**SET EXERCISE**
Sort through the entries below and pull out lines containing the word "MOORINGS".

**EXERCISE INPUTS**
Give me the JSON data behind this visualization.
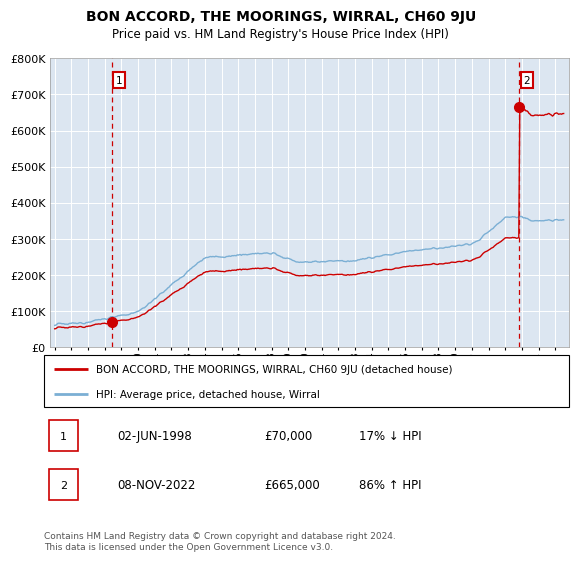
{
  "title": "BON ACCORD, THE MOORINGS, WIRRAL, CH60 9JU",
  "subtitle": "Price paid vs. HM Land Registry's House Price Index (HPI)",
  "legend_line1": "BON ACCORD, THE MOORINGS, WIRRAL, CH60 9JU (detached house)",
  "legend_line2": "HPI: Average price, detached house, Wirral",
  "annotation1": {
    "num": "1",
    "date": "02-JUN-1998",
    "price": "£70,000",
    "pct": "17% ↓ HPI"
  },
  "annotation2": {
    "num": "2",
    "date": "08-NOV-2022",
    "price": "£665,000",
    "pct": "86% ↑ HPI"
  },
  "footer": "Contains HM Land Registry data © Crown copyright and database right 2024.\nThis data is licensed under the Open Government Licence v3.0.",
  "hpi_color": "#7bafd4",
  "price_color": "#cc0000",
  "bg_color": "#dce6f1",
  "grid_color": "#c8d8e8",
  "sale1_year": 1998.42,
  "sale1_price": 70000,
  "sale2_year": 2022.85,
  "sale2_price": 665000,
  "ylim": [
    0,
    800000
  ],
  "xlim_start": 1994.7,
  "xlim_end": 2025.8
}
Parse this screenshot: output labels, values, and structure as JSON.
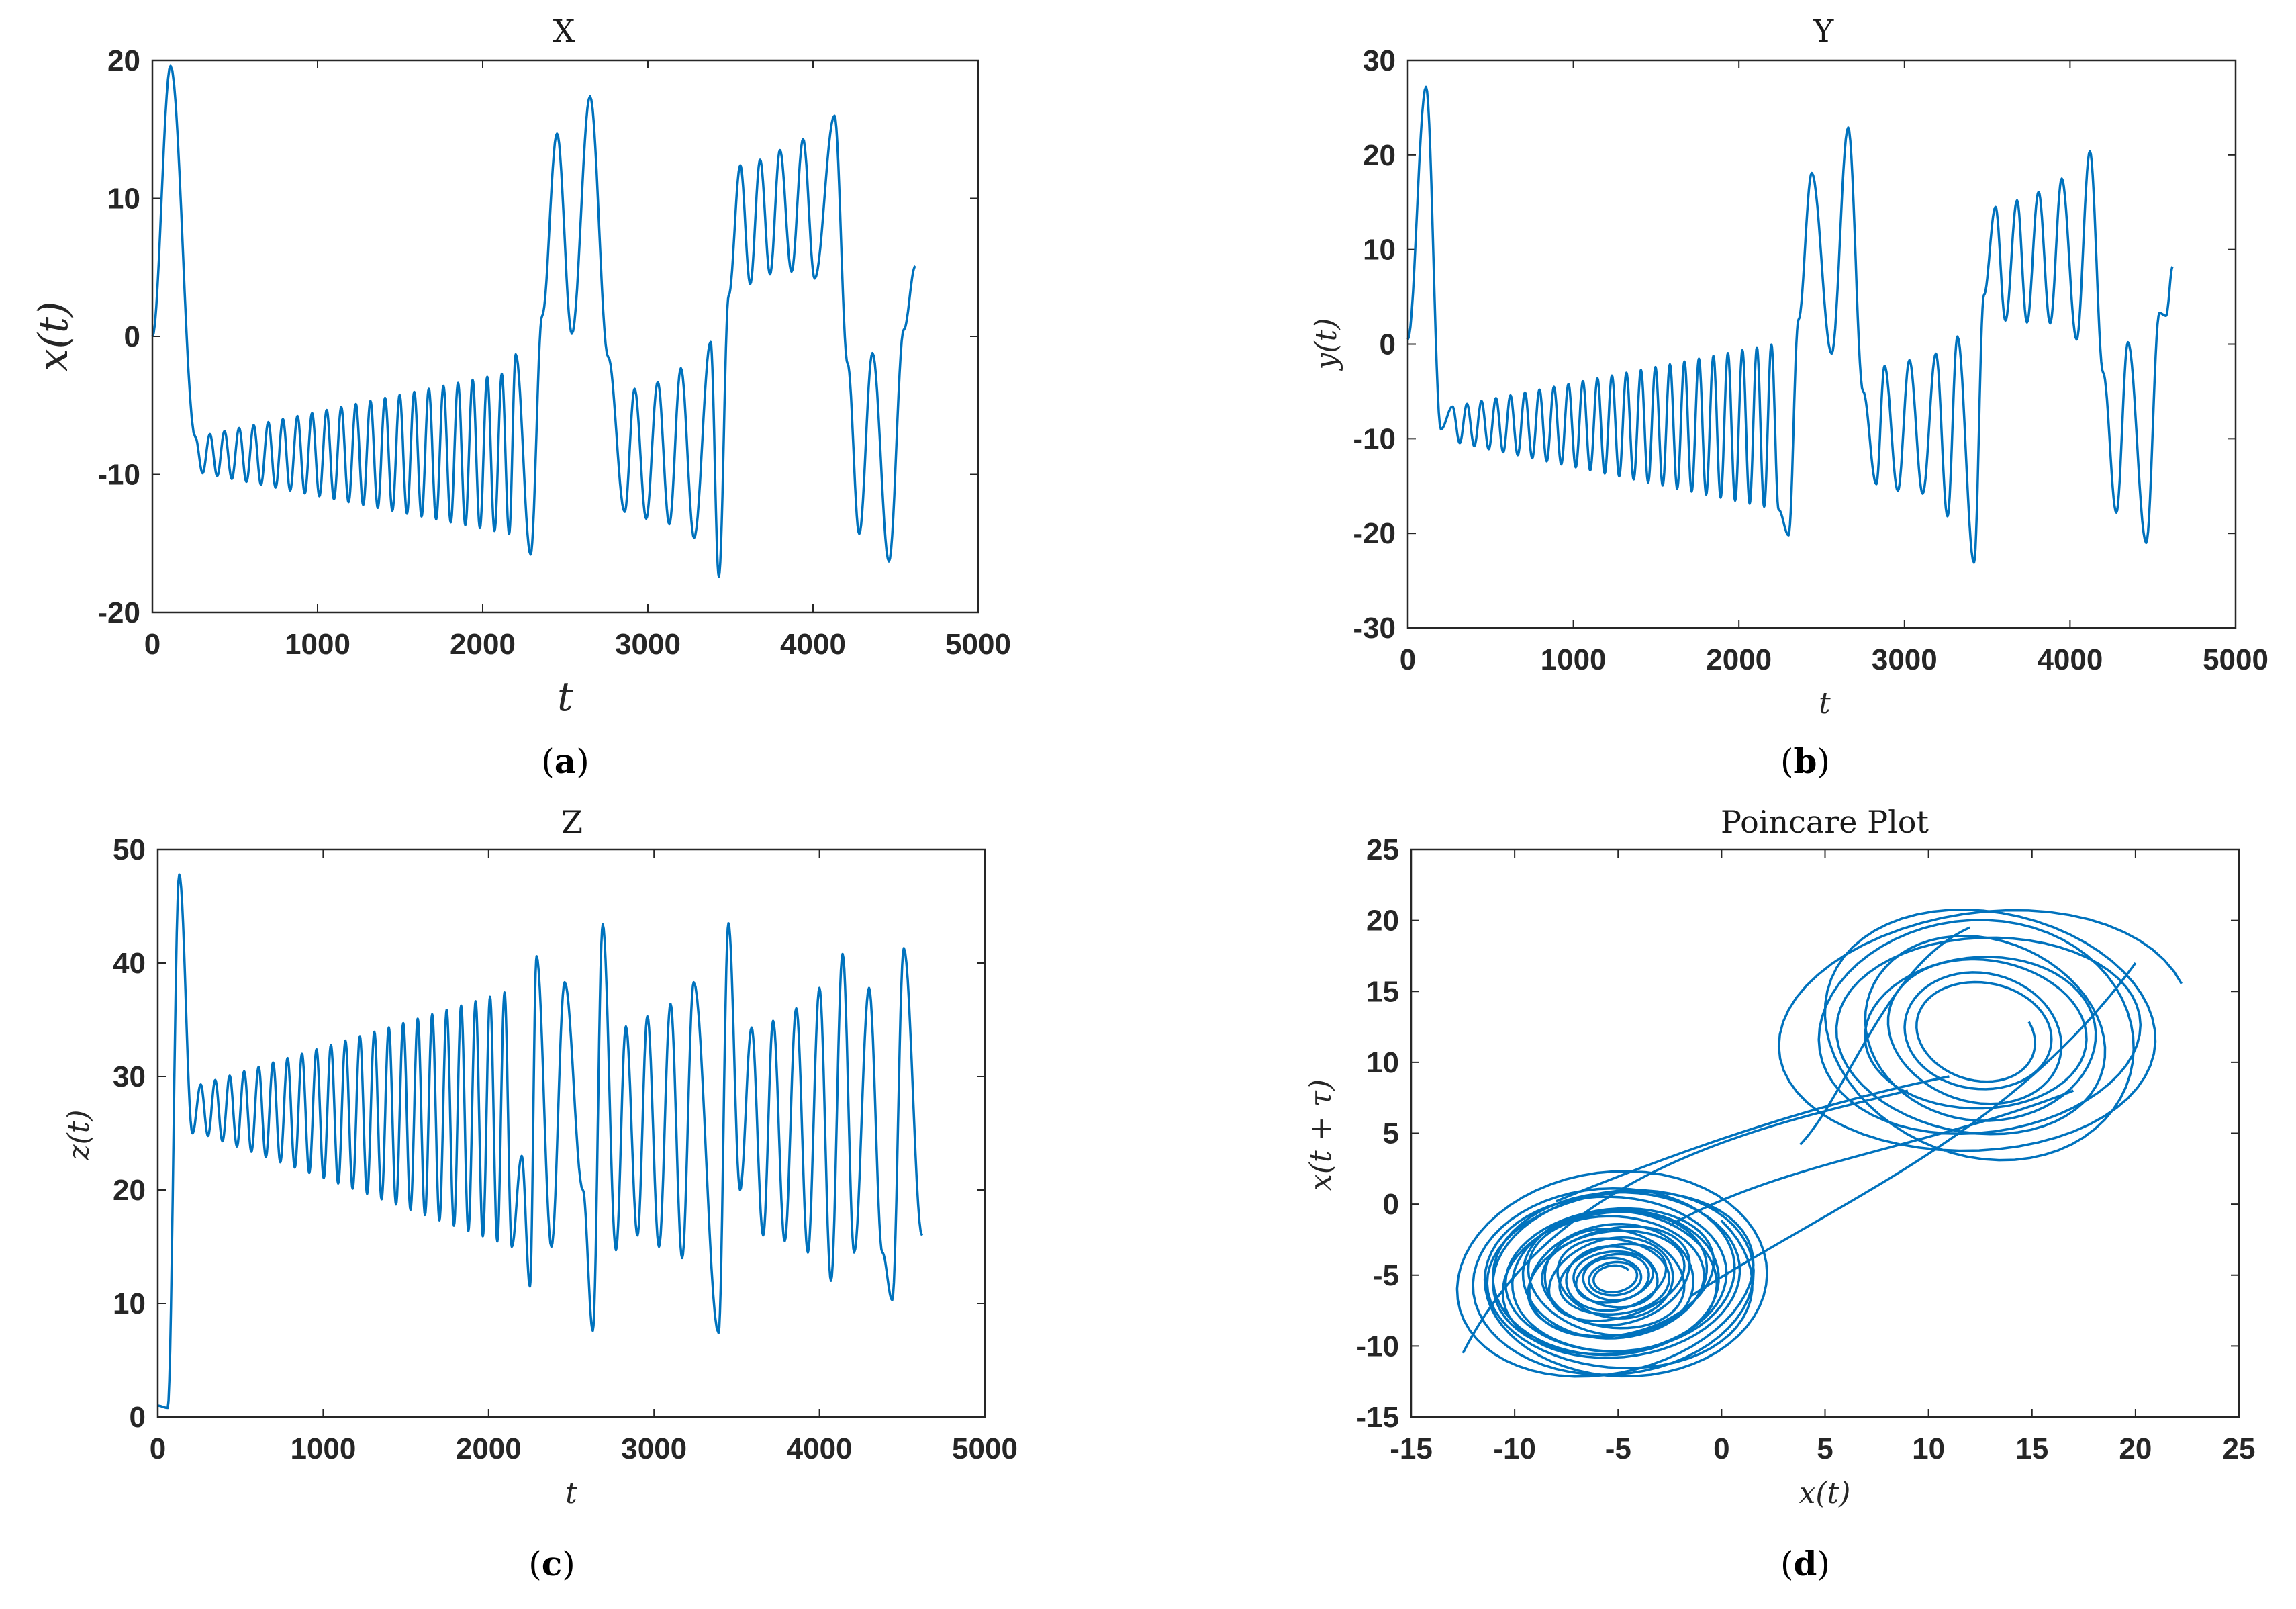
{
  "chart_data": [
    {
      "id": "a",
      "type": "line",
      "title": "X",
      "xlabel": "t",
      "ylabel": "x(t)",
      "caption_letter": "a",
      "xlim": [
        0,
        5000
      ],
      "ylim": [
        -20,
        20
      ],
      "xticks": [
        0,
        1000,
        2000,
        3000,
        4000,
        5000
      ],
      "yticks": [
        -20,
        -10,
        0,
        10,
        20
      ],
      "t_end": 4620,
      "segments": [
        {
          "kind": "peak",
          "t": 0,
          "v": 0
        },
        {
          "kind": "peak",
          "t": 110,
          "v": 19.6
        },
        {
          "kind": "osc",
          "t0": 260,
          "t1": 2160,
          "n": 22,
          "hi0": -7.3,
          "hi1": -2.6,
          "lo0": -9.8,
          "lo1": -14.3
        },
        {
          "kind": "peak",
          "t": 2200,
          "v": -1.3
        },
        {
          "kind": "peak",
          "t": 2290,
          "v": -15.8
        },
        {
          "kind": "peak",
          "t": 2360,
          "v": 1.5
        },
        {
          "kind": "peak",
          "t": 2450,
          "v": 14.7
        },
        {
          "kind": "peak",
          "t": 2540,
          "v": 0.2
        },
        {
          "kind": "peak",
          "t": 2650,
          "v": 17.4
        },
        {
          "kind": "peak",
          "t": 2760,
          "v": -1.5
        },
        {
          "kind": "peak",
          "t": 2860,
          "v": -12.7
        },
        {
          "kind": "peak",
          "t": 2920,
          "v": -3.8
        },
        {
          "kind": "peak",
          "t": 2990,
          "v": -13.2
        },
        {
          "kind": "peak",
          "t": 3060,
          "v": -3.3
        },
        {
          "kind": "peak",
          "t": 3130,
          "v": -13.6
        },
        {
          "kind": "peak",
          "t": 3200,
          "v": -2.3
        },
        {
          "kind": "peak",
          "t": 3280,
          "v": -14.6
        },
        {
          "kind": "peak",
          "t": 3380,
          "v": -0.4
        },
        {
          "kind": "peak",
          "t": 3430,
          "v": -17.4
        },
        {
          "kind": "peak",
          "t": 3490,
          "v": 3.0
        },
        {
          "kind": "peak",
          "t": 3560,
          "v": 12.4
        },
        {
          "kind": "peak",
          "t": 3620,
          "v": 3.8
        },
        {
          "kind": "peak",
          "t": 3680,
          "v": 12.8
        },
        {
          "kind": "peak",
          "t": 3740,
          "v": 4.5
        },
        {
          "kind": "peak",
          "t": 3800,
          "v": 13.5
        },
        {
          "kind": "peak",
          "t": 3870,
          "v": 4.7
        },
        {
          "kind": "peak",
          "t": 3940,
          "v": 14.3
        },
        {
          "kind": "peak",
          "t": 4010,
          "v": 4.2
        },
        {
          "kind": "peak",
          "t": 4130,
          "v": 16.0
        },
        {
          "kind": "peak",
          "t": 4210,
          "v": -2.0
        },
        {
          "kind": "peak",
          "t": 4280,
          "v": -14.3
        },
        {
          "kind": "peak",
          "t": 4360,
          "v": -1.2
        },
        {
          "kind": "peak",
          "t": 4460,
          "v": -16.3
        },
        {
          "kind": "peak",
          "t": 4550,
          "v": 0.5
        },
        {
          "kind": "peak",
          "t": 4620,
          "v": 5.1
        }
      ]
    },
    {
      "id": "b",
      "type": "line",
      "title": "Y",
      "xlabel": "t",
      "ylabel": "y(t)",
      "caption_letter": "b",
      "xlim": [
        0,
        5000
      ],
      "ylim": [
        -30,
        30
      ],
      "xticks": [
        0,
        1000,
        2000,
        3000,
        4000,
        5000
      ],
      "yticks": [
        -30,
        -20,
        -10,
        0,
        10,
        20,
        30
      ],
      "t_end": 4620,
      "segments": [
        {
          "kind": "peak",
          "t": 0,
          "v": 0.5
        },
        {
          "kind": "peak",
          "t": 110,
          "v": 27.2
        },
        {
          "kind": "peak",
          "t": 200,
          "v": -9.0
        },
        {
          "kind": "osc",
          "t0": 270,
          "t1": 2240,
          "n": 23,
          "hi0": -6.6,
          "hi1": 0.1,
          "lo0": -10.3,
          "lo1": -17.5
        },
        {
          "kind": "peak",
          "t": 2300,
          "v": -20.2
        },
        {
          "kind": "peak",
          "t": 2360,
          "v": 2.6
        },
        {
          "kind": "peak",
          "t": 2440,
          "v": 18.1
        },
        {
          "kind": "peak",
          "t": 2560,
          "v": -1.0
        },
        {
          "kind": "peak",
          "t": 2660,
          "v": 22.9
        },
        {
          "kind": "peak",
          "t": 2750,
          "v": -5.0
        },
        {
          "kind": "peak",
          "t": 2830,
          "v": -14.8
        },
        {
          "kind": "peak",
          "t": 2880,
          "v": -2.3
        },
        {
          "kind": "peak",
          "t": 2960,
          "v": -15.5
        },
        {
          "kind": "peak",
          "t": 3030,
          "v": -1.7
        },
        {
          "kind": "peak",
          "t": 3110,
          "v": -15.8
        },
        {
          "kind": "peak",
          "t": 3190,
          "v": -1.0
        },
        {
          "kind": "peak",
          "t": 3260,
          "v": -18.2
        },
        {
          "kind": "peak",
          "t": 3320,
          "v": 0.8
        },
        {
          "kind": "peak",
          "t": 3420,
          "v": -23.1
        },
        {
          "kind": "peak",
          "t": 3480,
          "v": 5.2
        },
        {
          "kind": "peak",
          "t": 3550,
          "v": 14.5
        },
        {
          "kind": "peak",
          "t": 3610,
          "v": 2.5
        },
        {
          "kind": "peak",
          "t": 3680,
          "v": 15.2
        },
        {
          "kind": "peak",
          "t": 3740,
          "v": 2.3
        },
        {
          "kind": "peak",
          "t": 3810,
          "v": 16.1
        },
        {
          "kind": "peak",
          "t": 3880,
          "v": 2.2
        },
        {
          "kind": "peak",
          "t": 3950,
          "v": 17.5
        },
        {
          "kind": "peak",
          "t": 4040,
          "v": 0.5
        },
        {
          "kind": "peak",
          "t": 4120,
          "v": 20.4
        },
        {
          "kind": "peak",
          "t": 4200,
          "v": -3.0
        },
        {
          "kind": "peak",
          "t": 4280,
          "v": -17.8
        },
        {
          "kind": "peak",
          "t": 4350,
          "v": 0.2
        },
        {
          "kind": "peak",
          "t": 4460,
          "v": -21.0
        },
        {
          "kind": "peak",
          "t": 4540,
          "v": 3.3
        },
        {
          "kind": "peak",
          "t": 4580,
          "v": 3.0
        },
        {
          "kind": "peak",
          "t": 4620,
          "v": 8.2
        }
      ]
    },
    {
      "id": "c",
      "type": "line",
      "title": "Z",
      "xlabel": "t",
      "ylabel": "z(t)",
      "caption_letter": "c",
      "xlim": [
        0,
        5000
      ],
      "ylim": [
        0,
        50
      ],
      "xticks": [
        0,
        1000,
        2000,
        3000,
        4000,
        5000
      ],
      "yticks": [
        0,
        10,
        20,
        30,
        40,
        50
      ],
      "t_end": 4620,
      "segments": [
        {
          "kind": "peak",
          "t": 0,
          "v": 1.0
        },
        {
          "kind": "peak",
          "t": 60,
          "v": 0.8
        },
        {
          "kind": "peak",
          "t": 130,
          "v": 47.8
        },
        {
          "kind": "peak",
          "t": 210,
          "v": 25.0
        },
        {
          "kind": "osc",
          "t0": 260,
          "t1": 2140,
          "n": 22,
          "hi0": 29.3,
          "hi1": 37.6,
          "lo0": 25.0,
          "lo1": 15.0
        },
        {
          "kind": "peak",
          "t": 2200,
          "v": 23.0
        },
        {
          "kind": "peak",
          "t": 2250,
          "v": 11.5
        },
        {
          "kind": "peak",
          "t": 2290,
          "v": 40.6
        },
        {
          "kind": "peak",
          "t": 2380,
          "v": 15.0
        },
        {
          "kind": "peak",
          "t": 2460,
          "v": 38.3
        },
        {
          "kind": "peak",
          "t": 2570,
          "v": 20.0
        },
        {
          "kind": "peak",
          "t": 2630,
          "v": 7.6
        },
        {
          "kind": "peak",
          "t": 2690,
          "v": 43.4
        },
        {
          "kind": "peak",
          "t": 2770,
          "v": 14.7
        },
        {
          "kind": "peak",
          "t": 2830,
          "v": 34.4
        },
        {
          "kind": "peak",
          "t": 2900,
          "v": 16.0
        },
        {
          "kind": "peak",
          "t": 2960,
          "v": 35.3
        },
        {
          "kind": "peak",
          "t": 3030,
          "v": 15.0
        },
        {
          "kind": "peak",
          "t": 3100,
          "v": 36.4
        },
        {
          "kind": "peak",
          "t": 3170,
          "v": 14.0
        },
        {
          "kind": "peak",
          "t": 3240,
          "v": 38.3
        },
        {
          "kind": "peak",
          "t": 3390,
          "v": 7.4
        },
        {
          "kind": "peak",
          "t": 3450,
          "v": 43.5
        },
        {
          "kind": "peak",
          "t": 3520,
          "v": 20.0
        },
        {
          "kind": "peak",
          "t": 3590,
          "v": 34.3
        },
        {
          "kind": "peak",
          "t": 3660,
          "v": 16.0
        },
        {
          "kind": "peak",
          "t": 3720,
          "v": 34.9
        },
        {
          "kind": "peak",
          "t": 3790,
          "v": 15.5
        },
        {
          "kind": "peak",
          "t": 3860,
          "v": 36.0
        },
        {
          "kind": "peak",
          "t": 3930,
          "v": 14.5
        },
        {
          "kind": "peak",
          "t": 4000,
          "v": 37.8
        },
        {
          "kind": "peak",
          "t": 4070,
          "v": 12.0
        },
        {
          "kind": "peak",
          "t": 4140,
          "v": 40.8
        },
        {
          "kind": "peak",
          "t": 4210,
          "v": 14.5
        },
        {
          "kind": "peak",
          "t": 4300,
          "v": 37.8
        },
        {
          "kind": "peak",
          "t": 4380,
          "v": 14.5
        },
        {
          "kind": "peak",
          "t": 4440,
          "v": 10.3
        },
        {
          "kind": "peak",
          "t": 4510,
          "v": 41.3
        },
        {
          "kind": "peak",
          "t": 4620,
          "v": 16.0
        }
      ]
    },
    {
      "id": "d",
      "type": "line",
      "title": "Poincare Plot",
      "xlabel": "x(t)",
      "ylabel": "x(t + τ)",
      "caption_letter": "d",
      "xlim": [
        -15,
        25
      ],
      "ylim": [
        -15,
        25
      ],
      "xticks": [
        -15,
        -10,
        -5,
        0,
        5,
        10,
        15,
        20,
        25
      ],
      "yticks": [
        -15,
        -10,
        -5,
        0,
        5,
        10,
        15,
        20,
        25
      ],
      "left_lobe": {
        "cx": -5.2,
        "cy": -5.2,
        "rx_min": 0.9,
        "rx_max": 8.5,
        "ry_min": 0.8,
        "ry_max": 8.0,
        "tilt_deg": 38,
        "loops": 24
      },
      "right_lobe": {
        "cx": 12.5,
        "cy": 12.0,
        "rx_min": 2.5,
        "rx_max": 10.5,
        "ry_min": 3.2,
        "ry_max": 10.5,
        "tilt_deg": 20,
        "loops": 9
      },
      "connectors": [
        [
          [
            -8.0,
            0.2
          ],
          [
            0.0,
            5.0
          ],
          [
            6.0,
            7.5
          ],
          [
            11.0,
            9.0
          ]
        ],
        [
          [
            -2.5,
            -1.5
          ],
          [
            3.0,
            3.0
          ],
          [
            10.0,
            4.0
          ],
          [
            17.0,
            8.0
          ]
        ],
        [
          [
            -1.5,
            -6.5
          ],
          [
            6.0,
            0.5
          ],
          [
            14.0,
            5.0
          ],
          [
            20.0,
            17.0
          ]
        ],
        [
          [
            3.8,
            4.2
          ],
          [
            6.0,
            7.5
          ],
          [
            8.0,
            17.0
          ],
          [
            12.0,
            19.5
          ]
        ],
        [
          [
            -12.5,
            -10.5
          ],
          [
            -8.0,
            2.5
          ],
          [
            2.0,
            5.5
          ],
          [
            9.0,
            8.0
          ]
        ]
      ]
    }
  ]
}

**WRITTEN RESPONSE**
  "title": "BON ACCORD, THE MOORINGS, WIRRAL, CH60 9JU",
  "legend_line1": "BON ACCORD, THE MOORINGS, WIRRAL, CH60 9JU (detached house)",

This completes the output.